- **Data**:
::::::::

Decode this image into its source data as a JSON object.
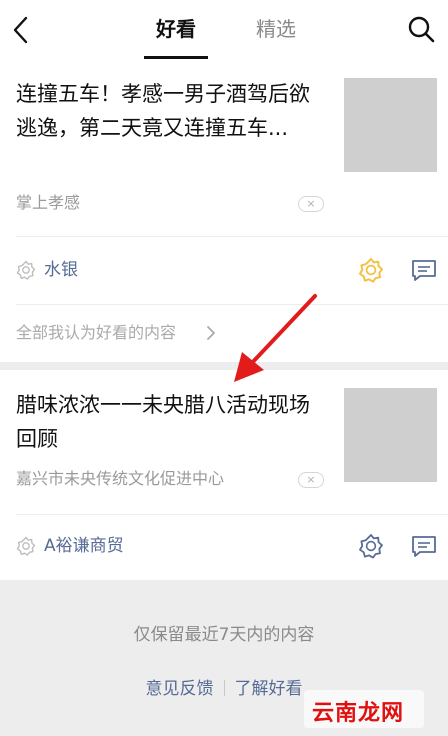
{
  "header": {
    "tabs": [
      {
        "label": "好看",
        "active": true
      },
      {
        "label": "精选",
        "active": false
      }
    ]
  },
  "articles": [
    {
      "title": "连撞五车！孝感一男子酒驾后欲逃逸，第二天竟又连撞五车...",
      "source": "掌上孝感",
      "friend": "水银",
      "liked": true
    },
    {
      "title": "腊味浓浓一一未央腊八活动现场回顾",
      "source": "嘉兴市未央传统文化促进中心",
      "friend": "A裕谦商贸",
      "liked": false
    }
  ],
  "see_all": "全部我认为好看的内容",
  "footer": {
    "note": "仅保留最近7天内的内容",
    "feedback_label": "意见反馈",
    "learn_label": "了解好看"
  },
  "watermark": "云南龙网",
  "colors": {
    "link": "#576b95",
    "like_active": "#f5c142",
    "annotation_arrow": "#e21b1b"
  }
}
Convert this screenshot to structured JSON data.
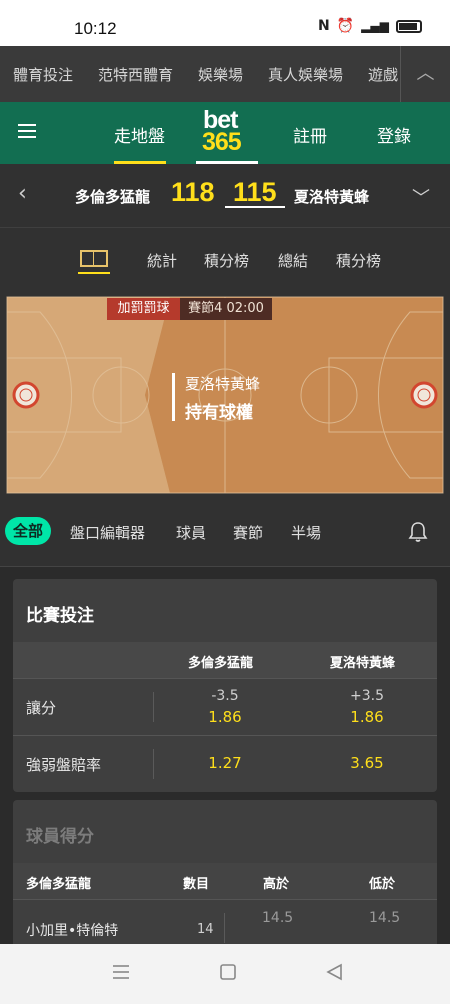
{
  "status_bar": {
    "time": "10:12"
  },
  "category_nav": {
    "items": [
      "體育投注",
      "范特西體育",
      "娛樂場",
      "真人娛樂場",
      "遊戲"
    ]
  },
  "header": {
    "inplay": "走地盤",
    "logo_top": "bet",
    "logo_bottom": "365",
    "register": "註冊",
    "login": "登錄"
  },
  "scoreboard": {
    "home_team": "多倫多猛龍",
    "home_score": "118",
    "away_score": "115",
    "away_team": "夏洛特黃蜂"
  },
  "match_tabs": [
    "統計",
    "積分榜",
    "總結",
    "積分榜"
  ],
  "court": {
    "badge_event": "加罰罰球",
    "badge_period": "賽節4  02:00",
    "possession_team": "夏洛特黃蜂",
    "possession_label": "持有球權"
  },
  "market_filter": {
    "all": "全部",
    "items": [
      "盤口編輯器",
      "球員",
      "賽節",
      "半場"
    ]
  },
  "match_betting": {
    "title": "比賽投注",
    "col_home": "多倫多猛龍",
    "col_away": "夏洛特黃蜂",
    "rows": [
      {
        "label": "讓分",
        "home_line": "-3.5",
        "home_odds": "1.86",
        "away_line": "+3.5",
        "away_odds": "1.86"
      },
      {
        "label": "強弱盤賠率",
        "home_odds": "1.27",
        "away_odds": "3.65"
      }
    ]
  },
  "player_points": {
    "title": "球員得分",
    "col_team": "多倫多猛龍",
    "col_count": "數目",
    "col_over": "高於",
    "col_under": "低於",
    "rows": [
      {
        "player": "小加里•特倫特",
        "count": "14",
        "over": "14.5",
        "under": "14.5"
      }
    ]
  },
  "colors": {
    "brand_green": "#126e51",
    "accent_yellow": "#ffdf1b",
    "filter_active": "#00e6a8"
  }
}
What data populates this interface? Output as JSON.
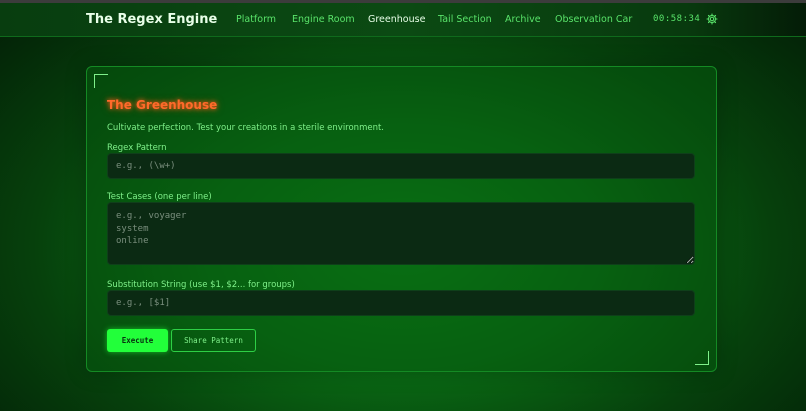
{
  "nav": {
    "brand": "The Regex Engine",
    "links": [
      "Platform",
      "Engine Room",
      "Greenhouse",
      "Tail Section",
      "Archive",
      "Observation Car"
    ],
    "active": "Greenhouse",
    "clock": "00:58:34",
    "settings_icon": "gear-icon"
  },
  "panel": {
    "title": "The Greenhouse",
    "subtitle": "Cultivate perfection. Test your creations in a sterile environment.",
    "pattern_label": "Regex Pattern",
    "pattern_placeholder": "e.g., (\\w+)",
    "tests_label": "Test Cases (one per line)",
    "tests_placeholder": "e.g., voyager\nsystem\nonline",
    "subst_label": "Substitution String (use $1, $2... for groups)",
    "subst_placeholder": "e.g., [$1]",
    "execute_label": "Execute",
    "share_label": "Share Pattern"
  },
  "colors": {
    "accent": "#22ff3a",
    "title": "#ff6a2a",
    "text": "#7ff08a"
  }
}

::::::::

- **What to produce**: Using the entries above, return each line that includes the word "JSON".

- **The result**:
Decode this image into its source data as a JSON object.
Convert this screenshot to structured JSON data.
What data populates this interface? Output as JSON.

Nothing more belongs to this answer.